__TO DO__: For every line in the data below that contains "قياسه", copy the line.

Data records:
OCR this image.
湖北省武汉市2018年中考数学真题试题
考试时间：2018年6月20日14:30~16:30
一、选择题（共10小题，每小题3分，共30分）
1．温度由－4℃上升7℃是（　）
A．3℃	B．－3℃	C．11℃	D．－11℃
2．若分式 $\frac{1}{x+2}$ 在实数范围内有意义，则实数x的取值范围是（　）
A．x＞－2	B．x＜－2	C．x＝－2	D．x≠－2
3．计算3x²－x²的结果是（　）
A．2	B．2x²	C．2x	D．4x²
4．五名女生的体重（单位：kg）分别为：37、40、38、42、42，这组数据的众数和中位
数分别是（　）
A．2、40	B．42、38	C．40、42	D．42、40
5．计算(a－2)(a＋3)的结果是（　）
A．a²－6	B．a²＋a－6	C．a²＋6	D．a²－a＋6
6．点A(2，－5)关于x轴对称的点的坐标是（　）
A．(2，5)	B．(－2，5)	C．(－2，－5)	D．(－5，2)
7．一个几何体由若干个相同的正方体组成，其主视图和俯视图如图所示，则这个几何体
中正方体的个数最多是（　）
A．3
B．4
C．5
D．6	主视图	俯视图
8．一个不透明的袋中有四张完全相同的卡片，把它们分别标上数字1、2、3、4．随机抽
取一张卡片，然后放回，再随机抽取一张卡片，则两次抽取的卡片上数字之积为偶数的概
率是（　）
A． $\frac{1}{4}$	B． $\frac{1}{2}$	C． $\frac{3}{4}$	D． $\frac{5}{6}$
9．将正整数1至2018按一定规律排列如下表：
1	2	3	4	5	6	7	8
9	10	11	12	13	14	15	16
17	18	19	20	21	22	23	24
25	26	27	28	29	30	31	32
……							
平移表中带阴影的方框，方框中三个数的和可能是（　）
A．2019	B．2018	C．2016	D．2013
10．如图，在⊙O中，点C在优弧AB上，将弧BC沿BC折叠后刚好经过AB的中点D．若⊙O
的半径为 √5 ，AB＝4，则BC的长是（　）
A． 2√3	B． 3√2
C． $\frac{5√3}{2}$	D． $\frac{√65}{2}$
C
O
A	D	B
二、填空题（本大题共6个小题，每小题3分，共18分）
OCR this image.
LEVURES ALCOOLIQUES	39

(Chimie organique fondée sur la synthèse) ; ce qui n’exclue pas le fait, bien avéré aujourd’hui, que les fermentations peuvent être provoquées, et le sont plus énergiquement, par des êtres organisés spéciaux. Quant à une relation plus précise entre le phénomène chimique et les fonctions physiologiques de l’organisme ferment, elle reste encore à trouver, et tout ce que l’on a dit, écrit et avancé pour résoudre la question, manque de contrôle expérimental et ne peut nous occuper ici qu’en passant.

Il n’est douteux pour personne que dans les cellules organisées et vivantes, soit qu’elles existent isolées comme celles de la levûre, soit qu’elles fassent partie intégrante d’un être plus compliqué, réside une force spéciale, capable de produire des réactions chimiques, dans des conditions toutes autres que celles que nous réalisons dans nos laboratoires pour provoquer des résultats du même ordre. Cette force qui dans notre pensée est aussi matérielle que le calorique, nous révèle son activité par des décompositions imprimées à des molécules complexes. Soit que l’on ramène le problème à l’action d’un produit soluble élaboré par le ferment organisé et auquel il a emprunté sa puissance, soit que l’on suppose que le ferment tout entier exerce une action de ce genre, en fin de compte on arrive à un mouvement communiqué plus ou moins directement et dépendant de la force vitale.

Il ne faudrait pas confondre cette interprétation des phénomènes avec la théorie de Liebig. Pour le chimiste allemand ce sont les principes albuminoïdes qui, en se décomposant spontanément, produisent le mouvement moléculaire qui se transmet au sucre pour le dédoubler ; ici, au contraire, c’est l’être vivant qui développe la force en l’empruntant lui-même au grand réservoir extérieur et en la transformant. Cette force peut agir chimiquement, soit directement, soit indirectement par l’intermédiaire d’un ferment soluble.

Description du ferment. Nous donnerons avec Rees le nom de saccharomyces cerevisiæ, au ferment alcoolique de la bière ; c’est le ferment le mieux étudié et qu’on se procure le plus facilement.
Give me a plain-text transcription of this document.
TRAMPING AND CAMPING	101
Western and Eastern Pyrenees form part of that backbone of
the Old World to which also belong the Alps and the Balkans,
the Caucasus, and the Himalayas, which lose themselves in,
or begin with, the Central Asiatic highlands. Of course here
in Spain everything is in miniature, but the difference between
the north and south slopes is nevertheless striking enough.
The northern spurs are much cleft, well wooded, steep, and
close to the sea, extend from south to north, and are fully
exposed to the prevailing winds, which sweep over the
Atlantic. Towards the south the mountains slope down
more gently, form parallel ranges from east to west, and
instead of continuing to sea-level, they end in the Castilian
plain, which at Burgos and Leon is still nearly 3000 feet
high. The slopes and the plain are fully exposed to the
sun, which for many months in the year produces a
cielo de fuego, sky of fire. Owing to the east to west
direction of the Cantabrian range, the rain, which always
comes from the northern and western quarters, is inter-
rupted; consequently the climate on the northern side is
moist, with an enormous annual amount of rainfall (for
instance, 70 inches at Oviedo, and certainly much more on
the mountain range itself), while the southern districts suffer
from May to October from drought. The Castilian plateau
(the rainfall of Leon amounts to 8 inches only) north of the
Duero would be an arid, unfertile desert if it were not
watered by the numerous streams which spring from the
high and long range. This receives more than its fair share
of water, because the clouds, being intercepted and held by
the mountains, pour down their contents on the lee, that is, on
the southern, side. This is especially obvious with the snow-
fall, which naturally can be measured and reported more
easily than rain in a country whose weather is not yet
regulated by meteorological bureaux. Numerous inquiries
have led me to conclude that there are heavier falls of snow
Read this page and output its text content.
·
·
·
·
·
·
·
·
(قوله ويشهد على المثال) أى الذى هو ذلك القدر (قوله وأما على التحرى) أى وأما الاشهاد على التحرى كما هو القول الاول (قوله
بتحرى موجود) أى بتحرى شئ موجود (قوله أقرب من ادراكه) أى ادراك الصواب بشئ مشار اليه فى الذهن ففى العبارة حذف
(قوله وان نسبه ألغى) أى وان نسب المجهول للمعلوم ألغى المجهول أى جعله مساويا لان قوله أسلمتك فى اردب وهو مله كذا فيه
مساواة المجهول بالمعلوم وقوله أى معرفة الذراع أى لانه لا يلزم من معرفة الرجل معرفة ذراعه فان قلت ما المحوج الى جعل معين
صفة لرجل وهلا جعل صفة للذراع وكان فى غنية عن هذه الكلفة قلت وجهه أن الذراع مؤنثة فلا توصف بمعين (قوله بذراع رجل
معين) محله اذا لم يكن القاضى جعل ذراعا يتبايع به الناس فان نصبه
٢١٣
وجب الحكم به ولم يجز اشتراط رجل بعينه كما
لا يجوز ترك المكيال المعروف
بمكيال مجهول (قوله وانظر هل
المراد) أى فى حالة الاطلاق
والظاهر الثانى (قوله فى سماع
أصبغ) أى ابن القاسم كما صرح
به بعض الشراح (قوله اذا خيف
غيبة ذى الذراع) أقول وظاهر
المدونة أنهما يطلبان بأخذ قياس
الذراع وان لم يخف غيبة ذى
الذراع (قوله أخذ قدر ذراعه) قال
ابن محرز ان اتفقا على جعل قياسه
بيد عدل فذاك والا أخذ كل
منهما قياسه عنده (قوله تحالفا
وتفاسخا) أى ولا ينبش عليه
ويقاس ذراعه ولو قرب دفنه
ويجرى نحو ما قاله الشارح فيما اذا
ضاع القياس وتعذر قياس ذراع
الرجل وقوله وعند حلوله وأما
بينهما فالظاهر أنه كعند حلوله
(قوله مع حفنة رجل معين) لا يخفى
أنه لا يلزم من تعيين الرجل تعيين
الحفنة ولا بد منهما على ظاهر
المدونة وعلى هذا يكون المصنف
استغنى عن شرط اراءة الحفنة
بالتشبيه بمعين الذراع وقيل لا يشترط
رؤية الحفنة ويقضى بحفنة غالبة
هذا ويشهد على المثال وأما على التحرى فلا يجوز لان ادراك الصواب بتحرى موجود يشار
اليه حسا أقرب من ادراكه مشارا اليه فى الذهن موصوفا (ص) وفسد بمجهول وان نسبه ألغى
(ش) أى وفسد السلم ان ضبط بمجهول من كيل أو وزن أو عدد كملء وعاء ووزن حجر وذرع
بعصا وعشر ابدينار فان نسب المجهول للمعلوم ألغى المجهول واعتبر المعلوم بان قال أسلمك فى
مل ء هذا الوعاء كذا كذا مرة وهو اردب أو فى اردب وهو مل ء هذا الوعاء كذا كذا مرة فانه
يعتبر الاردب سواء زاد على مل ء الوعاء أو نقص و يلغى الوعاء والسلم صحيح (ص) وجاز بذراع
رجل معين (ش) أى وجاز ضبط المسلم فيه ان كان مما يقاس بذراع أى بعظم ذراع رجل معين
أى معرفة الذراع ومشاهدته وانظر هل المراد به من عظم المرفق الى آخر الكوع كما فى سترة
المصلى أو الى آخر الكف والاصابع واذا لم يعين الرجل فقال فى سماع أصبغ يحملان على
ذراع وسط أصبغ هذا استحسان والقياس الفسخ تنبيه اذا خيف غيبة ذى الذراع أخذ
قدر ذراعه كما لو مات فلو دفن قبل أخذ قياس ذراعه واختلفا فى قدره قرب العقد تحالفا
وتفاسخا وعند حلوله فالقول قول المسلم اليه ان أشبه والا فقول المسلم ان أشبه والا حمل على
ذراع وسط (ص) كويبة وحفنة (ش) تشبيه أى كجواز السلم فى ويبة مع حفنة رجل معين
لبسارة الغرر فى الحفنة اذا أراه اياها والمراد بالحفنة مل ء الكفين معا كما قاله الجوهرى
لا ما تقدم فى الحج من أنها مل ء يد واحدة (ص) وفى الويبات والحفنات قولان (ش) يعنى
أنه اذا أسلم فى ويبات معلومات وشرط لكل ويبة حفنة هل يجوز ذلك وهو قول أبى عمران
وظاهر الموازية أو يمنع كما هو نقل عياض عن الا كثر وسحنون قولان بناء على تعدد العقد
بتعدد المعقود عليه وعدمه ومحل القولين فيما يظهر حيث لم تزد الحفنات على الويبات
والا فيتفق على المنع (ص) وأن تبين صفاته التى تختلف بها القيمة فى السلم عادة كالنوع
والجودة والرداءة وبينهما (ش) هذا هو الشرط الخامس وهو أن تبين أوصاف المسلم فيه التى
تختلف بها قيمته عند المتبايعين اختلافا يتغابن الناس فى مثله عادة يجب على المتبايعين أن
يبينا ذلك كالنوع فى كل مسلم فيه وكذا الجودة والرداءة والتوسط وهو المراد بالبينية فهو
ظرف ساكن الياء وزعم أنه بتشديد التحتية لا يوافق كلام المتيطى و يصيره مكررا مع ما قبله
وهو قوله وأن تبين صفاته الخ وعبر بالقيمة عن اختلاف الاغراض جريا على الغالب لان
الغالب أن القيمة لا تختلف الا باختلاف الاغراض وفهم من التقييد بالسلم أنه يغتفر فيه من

__RESPONSE FOR THIS EXERCISE__:
ابن محرز ان اتفقا على جعل قياسه
منهما قياسه عنده (قوله تحالفا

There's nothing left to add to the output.